# Task goal
Write every line out verbatim and omit the pictures.
-- begin --
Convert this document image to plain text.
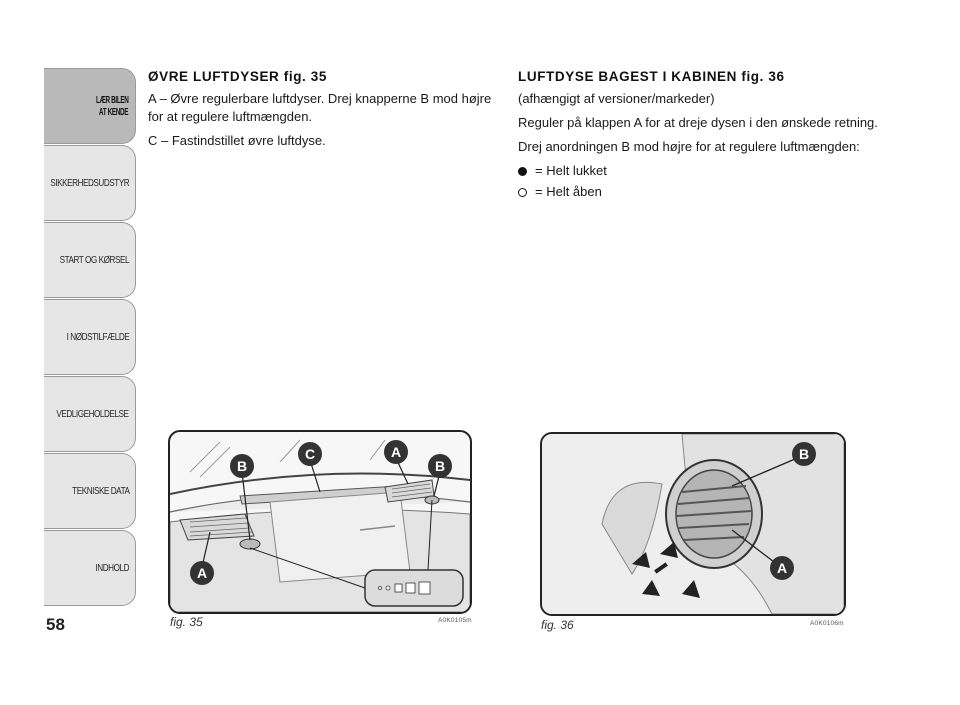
LÆR BILEN
AT KENDE
SIKKERHEDSUDSTYR
START OG KØRSEL
I NØDSTILFÆLDE
VEDLIGEHOLDELSE
TEKNISKE DATA
INDHOLD
58
ØVRE LUFTDYSER fig. 35

A – Øvre regulerbare luftdyser. Drej knapperne B mod højre for at regulere luftmængden.

C – Fastindstillet øvre luftdyse.

LUFTDYSE BAGEST I KABINEN fig. 36

(afhængigt af versioner/markeder)

Reguler på klappen A for at dreje dysen i den ønskede retning.

Drej anordningen B mod højre for at regulere luftmængden:

= Helt lukket
= Helt åben
B
C	A
B
A
fig. 35	A0K0105m
B
A
fig. 36	A0K0106m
-- end --
# Answer in full
Convert this document image to plain text.
LÆR BILEN
AT KENDE
SIKKERHEDSUDSTYR
START OG KØRSEL
I NØDSTILFÆLDE
VEDLIGEHOLDELSE
TEKNISKE DATA
INDHOLD
58
ØVRE LUFTDYSER fig. 35

A – Øvre regulerbare luftdyser. Drej knapperne B mod højre for at regulere luftmængden.

C – Fastindstillet øvre luftdyse.

LUFTDYSE BAGEST I KABINEN fig. 36

(afhængigt af versioner/markeder)

Reguler på klappen A for at dreje dysen i den ønskede retning.

Drej anordningen B mod højre for at regulere luftmængden:

= Helt lukket
= Helt åben
B
C	A
B
A
fig. 35	A0K0105m
B
A
fig. 36	A0K0106m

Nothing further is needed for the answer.